Work to do:
Extract each line containing the string "ALVES".

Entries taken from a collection

---

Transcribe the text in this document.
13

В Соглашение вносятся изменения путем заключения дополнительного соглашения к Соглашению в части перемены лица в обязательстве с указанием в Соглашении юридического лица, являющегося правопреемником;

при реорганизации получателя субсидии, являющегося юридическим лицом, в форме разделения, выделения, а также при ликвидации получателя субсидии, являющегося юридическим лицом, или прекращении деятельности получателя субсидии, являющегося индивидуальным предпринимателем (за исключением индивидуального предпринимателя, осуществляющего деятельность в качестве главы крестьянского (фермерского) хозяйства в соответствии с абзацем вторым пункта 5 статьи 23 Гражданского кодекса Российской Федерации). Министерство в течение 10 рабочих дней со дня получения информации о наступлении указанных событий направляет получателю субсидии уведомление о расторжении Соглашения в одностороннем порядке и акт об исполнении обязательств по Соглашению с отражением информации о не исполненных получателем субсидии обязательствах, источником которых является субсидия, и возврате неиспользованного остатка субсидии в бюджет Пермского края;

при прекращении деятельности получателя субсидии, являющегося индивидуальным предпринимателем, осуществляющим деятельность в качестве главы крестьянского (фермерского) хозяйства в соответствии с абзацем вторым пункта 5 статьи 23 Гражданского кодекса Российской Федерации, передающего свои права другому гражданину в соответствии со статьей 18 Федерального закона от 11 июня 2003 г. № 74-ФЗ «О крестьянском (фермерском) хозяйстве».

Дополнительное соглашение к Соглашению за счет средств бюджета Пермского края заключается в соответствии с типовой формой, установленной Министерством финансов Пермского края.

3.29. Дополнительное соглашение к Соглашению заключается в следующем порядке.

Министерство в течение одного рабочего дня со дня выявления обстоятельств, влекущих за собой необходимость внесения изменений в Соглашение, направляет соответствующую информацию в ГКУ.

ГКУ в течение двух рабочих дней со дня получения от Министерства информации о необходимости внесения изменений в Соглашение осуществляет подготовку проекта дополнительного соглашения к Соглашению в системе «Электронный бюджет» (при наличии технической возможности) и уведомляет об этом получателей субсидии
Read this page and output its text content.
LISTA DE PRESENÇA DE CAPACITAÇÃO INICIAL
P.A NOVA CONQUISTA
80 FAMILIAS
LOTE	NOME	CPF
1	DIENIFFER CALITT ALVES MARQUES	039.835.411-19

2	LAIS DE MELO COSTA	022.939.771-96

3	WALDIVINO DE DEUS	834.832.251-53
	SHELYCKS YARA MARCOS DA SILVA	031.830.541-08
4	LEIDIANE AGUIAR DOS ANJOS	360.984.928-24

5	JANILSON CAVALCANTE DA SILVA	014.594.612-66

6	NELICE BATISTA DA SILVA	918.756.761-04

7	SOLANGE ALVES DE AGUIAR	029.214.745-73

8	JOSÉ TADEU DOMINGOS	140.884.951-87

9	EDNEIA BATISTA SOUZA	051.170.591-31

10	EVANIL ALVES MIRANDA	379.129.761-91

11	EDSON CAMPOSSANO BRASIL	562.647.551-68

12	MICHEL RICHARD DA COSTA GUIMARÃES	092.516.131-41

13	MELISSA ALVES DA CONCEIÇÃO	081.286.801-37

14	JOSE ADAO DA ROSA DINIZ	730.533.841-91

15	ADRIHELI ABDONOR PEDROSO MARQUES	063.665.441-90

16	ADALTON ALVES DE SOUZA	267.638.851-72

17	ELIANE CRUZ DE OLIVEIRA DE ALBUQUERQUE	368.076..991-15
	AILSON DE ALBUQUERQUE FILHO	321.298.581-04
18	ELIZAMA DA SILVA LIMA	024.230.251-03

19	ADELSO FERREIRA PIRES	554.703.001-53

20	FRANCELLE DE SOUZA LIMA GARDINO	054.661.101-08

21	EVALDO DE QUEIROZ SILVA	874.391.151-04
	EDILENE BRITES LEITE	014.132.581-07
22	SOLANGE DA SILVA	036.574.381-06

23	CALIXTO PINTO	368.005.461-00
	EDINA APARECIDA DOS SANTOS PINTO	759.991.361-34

---

The answer:
1	DIENIFFER CALITT ALVES MARQUES	039.835.411-19
7	SOLANGE ALVES DE AGUIAR	029.214.745-73
10	EVANIL ALVES MIRANDA	379.129.761-91
13	MELISSA ALVES DA CONCEIÇÃO	081.286.801-37
16	ADALTON ALVES DE SOUZA	267.638.851-72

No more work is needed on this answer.